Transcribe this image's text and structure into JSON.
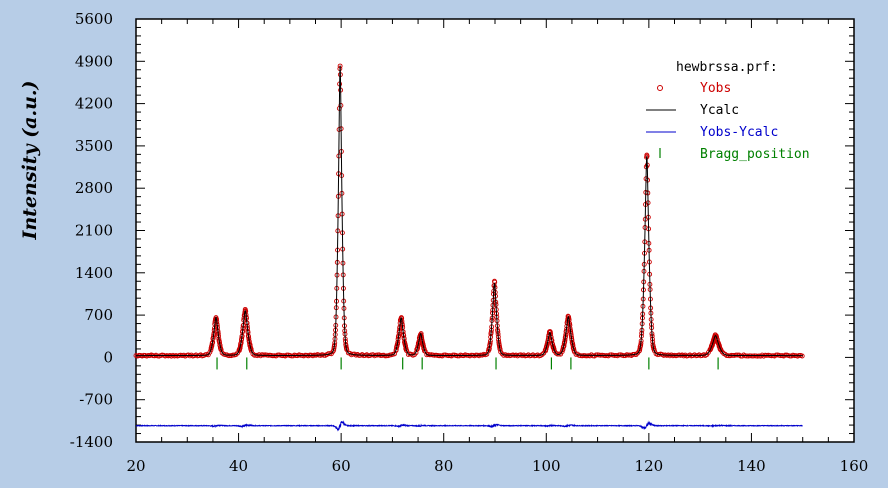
{
  "chart_data": {
    "type": "line",
    "title": "",
    "xlabel": "",
    "ylabel": "Intensity (a.u.)",
    "xlim": [
      20,
      160
    ],
    "ylim": [
      -1400,
      5600
    ],
    "x_ticks": [
      "20",
      "40",
      "60",
      "80",
      "100",
      "120",
      "140",
      "160"
    ],
    "y_ticks": [
      "5600",
      "4900",
      "4200",
      "3500",
      "2800",
      "2100",
      "1400",
      "700",
      "0",
      "-700",
      "-1400"
    ],
    "x_tick_values": [
      20,
      40,
      60,
      80,
      100,
      120,
      140,
      160
    ],
    "y_tick_values": [
      5600,
      4900,
      4200,
      3500,
      2800,
      2100,
      1400,
      700,
      0,
      -700,
      -1400
    ],
    "grid": false,
    "legend": {
      "position": "top-right",
      "title": "hewbrssa.prf:",
      "entries": [
        {
          "label": "Yobs",
          "color": "#cc0000",
          "marker": "circle"
        },
        {
          "label": "Ycalc",
          "color": "#000000",
          "marker": "line"
        },
        {
          "label": "Yobs-Ycalc",
          "color": "#0000cc",
          "marker": "line"
        },
        {
          "label": "Bragg_position",
          "color": "#008000",
          "marker": "tick"
        }
      ]
    },
    "x_range": [
      20,
      150
    ],
    "background_level": 30,
    "peaks": [
      {
        "x": 35.6,
        "height": 630,
        "width": 0.55
      },
      {
        "x": 41.3,
        "height": 740,
        "width": 0.6
      },
      {
        "x": 59.8,
        "height": 4800,
        "width": 0.42
      },
      {
        "x": 71.7,
        "height": 620,
        "width": 0.55
      },
      {
        "x": 75.5,
        "height": 360,
        "width": 0.5
      },
      {
        "x": 89.9,
        "height": 1200,
        "width": 0.5
      },
      {
        "x": 100.7,
        "height": 380,
        "width": 0.55
      },
      {
        "x": 104.3,
        "height": 640,
        "width": 0.6
      },
      {
        "x": 119.6,
        "height": 3300,
        "width": 0.5
      },
      {
        "x": 133.0,
        "height": 330,
        "width": 0.75
      }
    ],
    "bragg_positions": [
      35.8,
      41.6,
      60.0,
      72.0,
      75.8,
      90.2,
      101.0,
      104.8,
      120.0,
      133.5
    ],
    "bragg_y": -100,
    "difference_offset": -1130
  }
}
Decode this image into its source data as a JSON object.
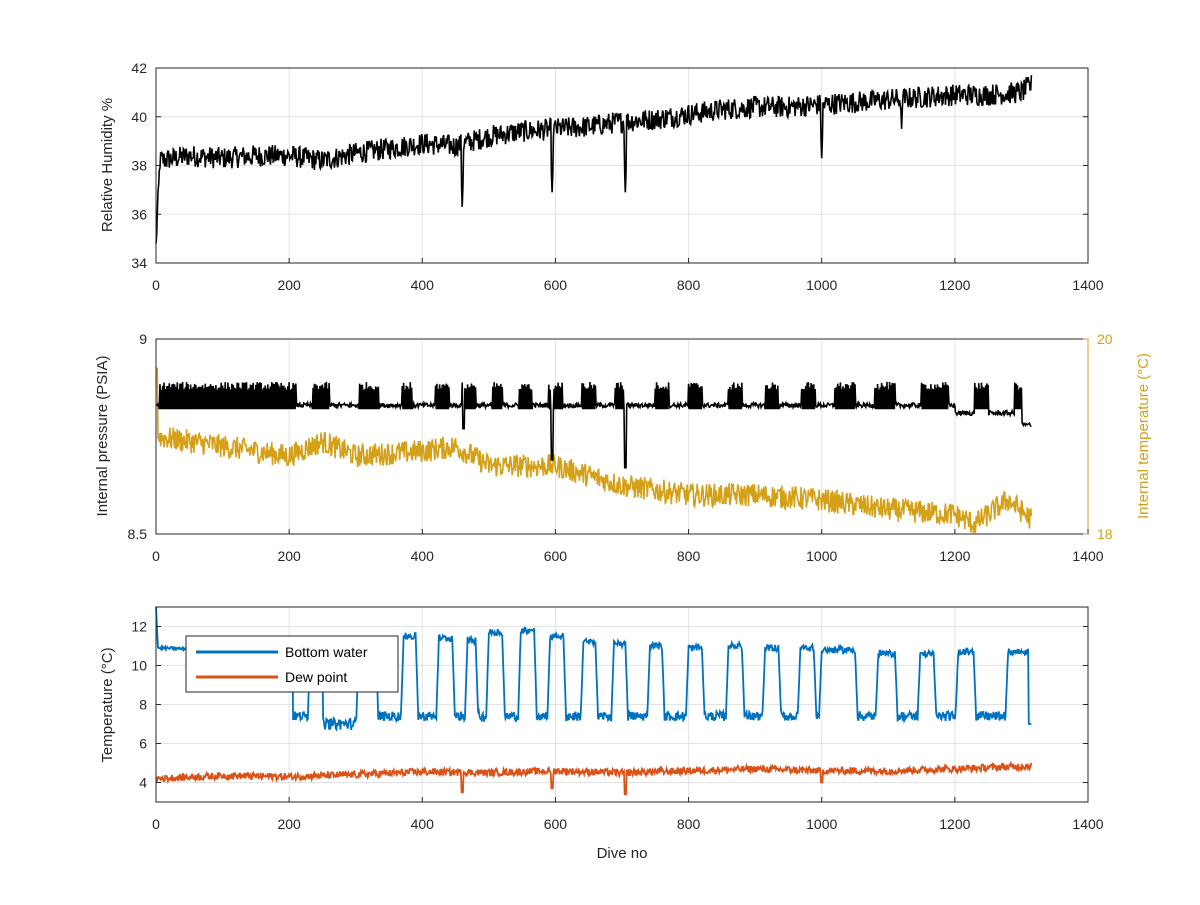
{
  "chart_data": [
    {
      "type": "line",
      "title": "",
      "xlabel": "",
      "ylabel": "Relative Humidity %",
      "xlim": [
        0,
        1400
      ],
      "ylim": [
        34,
        42
      ],
      "xticks": [
        "0",
        "200",
        "400",
        "600",
        "800",
        "1000",
        "1200",
        "1400"
      ],
      "yticks": [
        "34",
        "36",
        "38",
        "40",
        "42"
      ],
      "grid": true,
      "series": [
        {
          "color": "#000000",
          "trend": [
            [
              0,
              34.8
            ],
            [
              3,
              36.5
            ],
            [
              6,
              38.2
            ],
            [
              50,
              38.4
            ],
            [
              100,
              38.3
            ],
            [
              150,
              38.4
            ],
            [
              200,
              38.4
            ],
            [
              250,
              38.2
            ],
            [
              300,
              38.5
            ],
            [
              350,
              38.7
            ],
            [
              400,
              38.9
            ],
            [
              450,
              38.8
            ],
            [
              500,
              39.2
            ],
            [
              550,
              39.4
            ],
            [
              600,
              39.5
            ],
            [
              650,
              39.6
            ],
            [
              700,
              39.8
            ],
            [
              750,
              39.9
            ],
            [
              800,
              40.1
            ],
            [
              850,
              40.3
            ],
            [
              900,
              40.4
            ],
            [
              950,
              40.4
            ],
            [
              1000,
              40.5
            ],
            [
              1050,
              40.6
            ],
            [
              1100,
              40.7
            ],
            [
              1150,
              40.8
            ],
            [
              1200,
              40.9
            ],
            [
              1250,
              40.9
            ],
            [
              1300,
              41.0
            ],
            [
              1315,
              41.3
            ]
          ],
          "noise": 0.45,
          "dips": [
            [
              460,
              36.3
            ],
            [
              595,
              36.9
            ],
            [
              705,
              36.9
            ],
            [
              1000,
              38.3
            ],
            [
              1120,
              39.5
            ]
          ]
        }
      ]
    },
    {
      "type": "line",
      "title": "",
      "xlabel": "",
      "ylabel": "Internal pressure (PSIA)",
      "y2label": "Internal temperature (°C)",
      "xlim": [
        0,
        1400
      ],
      "ylim": [
        8.5,
        9
      ],
      "y2lim": [
        18,
        20
      ],
      "xticks": [
        "0",
        "200",
        "400",
        "600",
        "800",
        "1000",
        "1200",
        "1400"
      ],
      "yticks": [
        "8.5",
        "9"
      ],
      "y2ticks": [
        "18",
        "20"
      ],
      "grid": true,
      "series": [
        {
          "axis": "left",
          "color": "#000000",
          "base": 8.83,
          "burst_high": 8.88,
          "burst_low": 8.83,
          "bursts": [
            [
              5,
              210
            ],
            [
              235,
              260
            ],
            [
              305,
              335
            ],
            [
              370,
              385
            ],
            [
              420,
              440
            ],
            [
              460,
              480
            ],
            [
              505,
              520
            ],
            [
              545,
              565
            ],
            [
              590,
              610
            ],
            [
              640,
              660
            ],
            [
              690,
              705
            ],
            [
              750,
              770
            ],
            [
              800,
              820
            ],
            [
              860,
              880
            ],
            [
              915,
              935
            ],
            [
              970,
              990
            ],
            [
              1020,
              1050
            ],
            [
              1080,
              1110
            ],
            [
              1150,
              1190
            ],
            [
              1230,
              1250
            ],
            [
              1290,
              1310
            ]
          ],
          "dips": [
            [
              462,
              8.77
            ],
            [
              595,
              8.69
            ],
            [
              705,
              8.67
            ]
          ],
          "end": [
            [
              1200,
              8.78
            ],
            [
              1315,
              8.78
            ]
          ]
        },
        {
          "axis": "right",
          "color": "#d4a017",
          "trend": [
            [
              0,
              19.0
            ],
            [
              100,
              18.9
            ],
            [
              200,
              18.8
            ],
            [
              250,
              18.95
            ],
            [
              300,
              18.8
            ],
            [
              400,
              18.85
            ],
            [
              450,
              18.9
            ],
            [
              500,
              18.7
            ],
            [
              600,
              18.7
            ],
            [
              700,
              18.5
            ],
            [
              800,
              18.4
            ],
            [
              900,
              18.4
            ],
            [
              1000,
              18.35
            ],
            [
              1100,
              18.25
            ],
            [
              1200,
              18.2
            ],
            [
              1230,
              18.1
            ],
            [
              1280,
              18.35
            ],
            [
              1315,
              18.15
            ]
          ],
          "noise": 0.12
        }
      ]
    },
    {
      "type": "line",
      "title": "",
      "xlabel": "Dive no",
      "ylabel": "Temperature (°C)",
      "xlim": [
        0,
        1400
      ],
      "ylim": [
        3,
        13
      ],
      "xticks": [
        "0",
        "200",
        "400",
        "600",
        "800",
        "1000",
        "1200",
        "1400"
      ],
      "yticks": [
        "4",
        "6",
        "8",
        "10",
        "12"
      ],
      "grid": true,
      "legend": "top-left",
      "series": [
        {
          "name": "Bottom water",
          "color": "#0072bd",
          "start": [
            [
              0,
              13.0
            ],
            [
              3,
              10.9
            ],
            [
              100,
              10.8
            ],
            [
              205,
              10.9
            ]
          ],
          "low": 7.4,
          "highs": [
            [
              232,
              250,
              10.8
            ],
            [
              305,
              330,
              11.0
            ],
            [
              372,
              390,
              11.5
            ],
            [
              425,
              445,
              11.4
            ],
            [
              468,
              480,
              11.3
            ],
            [
              500,
              520,
              11.7
            ],
            [
              548,
              568,
              11.8
            ],
            [
              592,
              612,
              11.5
            ],
            [
              642,
              660,
              11.2
            ],
            [
              688,
              705,
              11.1
            ],
            [
              742,
              760,
              11.0
            ],
            [
              800,
              820,
              10.9
            ],
            [
              860,
              880,
              11.0
            ],
            [
              915,
              935,
              10.9
            ],
            [
              968,
              988,
              10.9
            ],
            [
              1000,
              1050,
              10.8
            ],
            [
              1085,
              1110,
              10.6
            ],
            [
              1148,
              1168,
              10.6
            ],
            [
              1205,
              1228,
              10.7
            ],
            [
              1280,
              1310,
              10.7
            ]
          ],
          "end": 7.0
        },
        {
          "name": "Dew point",
          "color": "#d95319",
          "trend": [
            [
              0,
              4.2
            ],
            [
              100,
              4.35
            ],
            [
              200,
              4.3
            ],
            [
              300,
              4.4
            ],
            [
              400,
              4.55
            ],
            [
              500,
              4.5
            ],
            [
              600,
              4.6
            ],
            [
              700,
              4.5
            ],
            [
              800,
              4.6
            ],
            [
              900,
              4.7
            ],
            [
              1000,
              4.6
            ],
            [
              1100,
              4.6
            ],
            [
              1200,
              4.7
            ],
            [
              1315,
              4.85
            ]
          ],
          "noise": 0.18,
          "dips": [
            [
              460,
              3.5
            ],
            [
              595,
              3.7
            ],
            [
              705,
              3.4
            ],
            [
              1000,
              4.0
            ]
          ]
        }
      ]
    }
  ]
}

========================================================================

## Task to carry out
For each line of the entries that includes "xlabel", show that line.

## Result of the exercise
    "xlabel": "",
      "xlabel": "",
      "xlabel": "",
      "xlabel": "Dive no",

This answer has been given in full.